++++ RECORD LIST ++++

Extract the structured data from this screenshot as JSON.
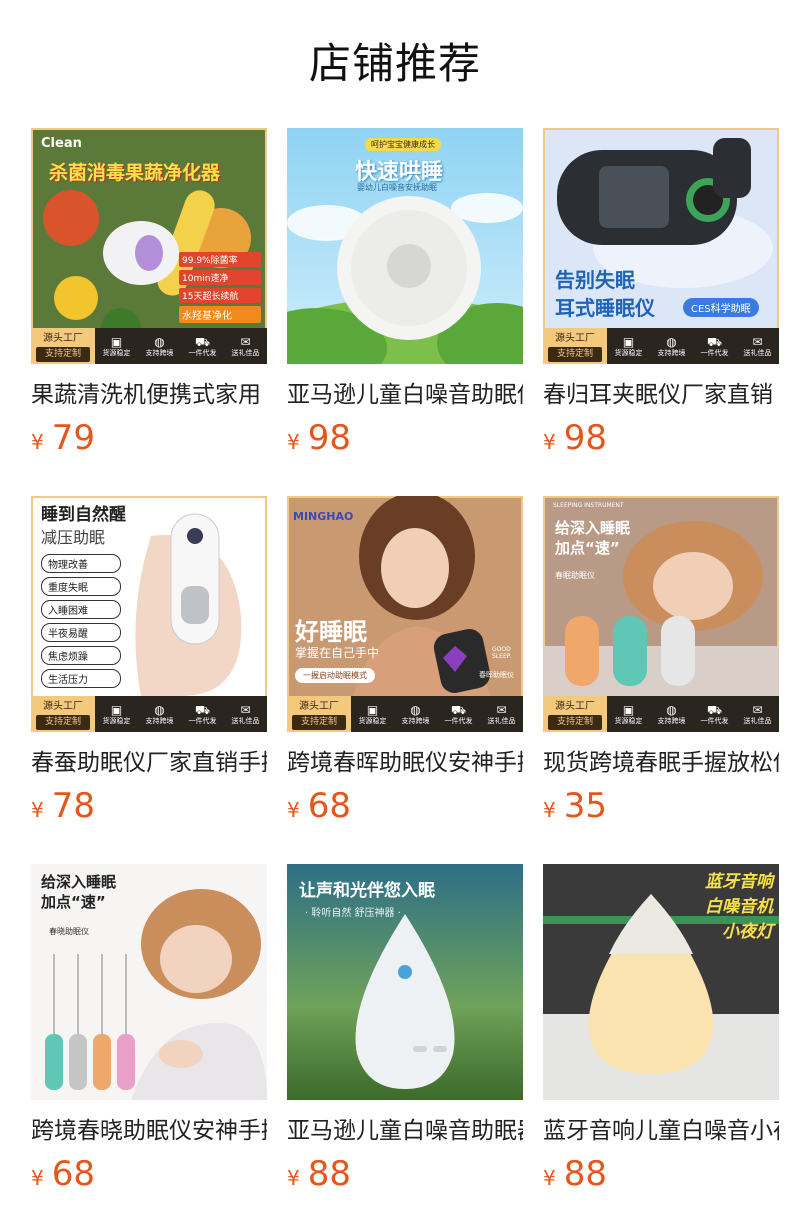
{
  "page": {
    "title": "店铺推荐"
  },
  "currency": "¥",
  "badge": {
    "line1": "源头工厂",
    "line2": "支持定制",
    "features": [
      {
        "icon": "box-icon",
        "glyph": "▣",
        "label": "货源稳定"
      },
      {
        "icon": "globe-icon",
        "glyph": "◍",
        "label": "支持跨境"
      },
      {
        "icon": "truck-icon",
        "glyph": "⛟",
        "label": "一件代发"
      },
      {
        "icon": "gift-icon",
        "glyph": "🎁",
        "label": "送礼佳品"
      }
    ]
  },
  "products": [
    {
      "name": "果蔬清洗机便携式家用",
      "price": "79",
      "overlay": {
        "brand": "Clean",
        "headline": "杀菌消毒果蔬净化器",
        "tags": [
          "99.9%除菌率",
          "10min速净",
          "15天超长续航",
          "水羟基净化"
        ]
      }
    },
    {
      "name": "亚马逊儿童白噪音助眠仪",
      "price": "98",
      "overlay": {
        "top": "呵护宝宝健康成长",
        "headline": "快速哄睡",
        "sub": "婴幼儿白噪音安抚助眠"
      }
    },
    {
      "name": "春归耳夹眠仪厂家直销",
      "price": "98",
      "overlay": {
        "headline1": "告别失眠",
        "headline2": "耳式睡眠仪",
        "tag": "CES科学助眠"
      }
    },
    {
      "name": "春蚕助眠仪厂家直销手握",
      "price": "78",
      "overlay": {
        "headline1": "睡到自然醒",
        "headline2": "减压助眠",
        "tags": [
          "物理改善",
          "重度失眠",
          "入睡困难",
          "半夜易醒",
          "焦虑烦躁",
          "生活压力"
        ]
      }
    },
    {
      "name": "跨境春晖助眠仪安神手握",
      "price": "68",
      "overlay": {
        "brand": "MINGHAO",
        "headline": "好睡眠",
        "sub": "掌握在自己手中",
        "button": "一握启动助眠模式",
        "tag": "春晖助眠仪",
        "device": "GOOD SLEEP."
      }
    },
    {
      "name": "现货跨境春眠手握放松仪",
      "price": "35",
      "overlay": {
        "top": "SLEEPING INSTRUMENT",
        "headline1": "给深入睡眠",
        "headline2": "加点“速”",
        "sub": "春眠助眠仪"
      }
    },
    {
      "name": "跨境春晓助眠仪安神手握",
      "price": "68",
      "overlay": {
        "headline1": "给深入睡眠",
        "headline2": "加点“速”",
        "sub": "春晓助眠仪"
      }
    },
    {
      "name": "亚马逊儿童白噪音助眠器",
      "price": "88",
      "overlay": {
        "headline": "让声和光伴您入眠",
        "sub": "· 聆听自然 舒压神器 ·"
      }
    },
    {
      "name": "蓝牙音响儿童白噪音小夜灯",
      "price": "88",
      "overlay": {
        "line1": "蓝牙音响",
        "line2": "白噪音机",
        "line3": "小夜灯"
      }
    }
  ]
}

++++
++++ RECORD LIST ++++

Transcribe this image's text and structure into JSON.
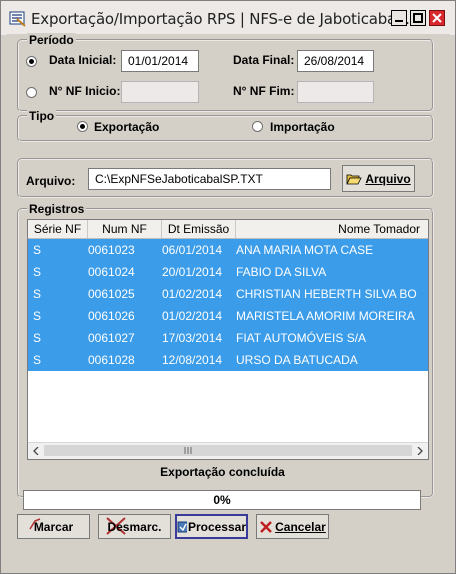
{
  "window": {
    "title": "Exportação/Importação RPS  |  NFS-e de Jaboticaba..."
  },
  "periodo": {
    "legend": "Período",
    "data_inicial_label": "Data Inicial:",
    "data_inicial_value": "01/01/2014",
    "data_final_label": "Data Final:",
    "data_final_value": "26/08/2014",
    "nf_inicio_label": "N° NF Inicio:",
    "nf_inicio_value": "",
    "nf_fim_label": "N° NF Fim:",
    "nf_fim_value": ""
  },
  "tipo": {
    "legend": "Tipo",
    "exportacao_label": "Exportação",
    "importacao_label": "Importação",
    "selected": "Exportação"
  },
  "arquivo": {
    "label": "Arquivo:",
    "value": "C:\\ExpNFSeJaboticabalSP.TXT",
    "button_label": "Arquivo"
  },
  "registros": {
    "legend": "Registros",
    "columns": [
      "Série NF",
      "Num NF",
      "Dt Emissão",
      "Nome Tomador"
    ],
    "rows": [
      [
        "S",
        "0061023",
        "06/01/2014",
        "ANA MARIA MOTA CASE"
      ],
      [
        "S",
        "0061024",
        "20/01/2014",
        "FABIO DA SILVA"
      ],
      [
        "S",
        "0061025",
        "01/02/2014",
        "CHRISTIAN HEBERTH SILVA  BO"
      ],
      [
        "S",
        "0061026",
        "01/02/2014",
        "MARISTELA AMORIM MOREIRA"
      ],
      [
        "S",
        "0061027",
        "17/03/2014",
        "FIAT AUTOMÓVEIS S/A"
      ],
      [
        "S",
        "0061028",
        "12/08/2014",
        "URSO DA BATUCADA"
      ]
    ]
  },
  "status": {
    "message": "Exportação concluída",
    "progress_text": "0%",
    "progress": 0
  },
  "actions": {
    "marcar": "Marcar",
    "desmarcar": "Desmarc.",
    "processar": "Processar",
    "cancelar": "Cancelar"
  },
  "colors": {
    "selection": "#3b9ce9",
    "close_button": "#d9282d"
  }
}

++++

Each line holding the word "title" counts once; report the total and nothing else.

2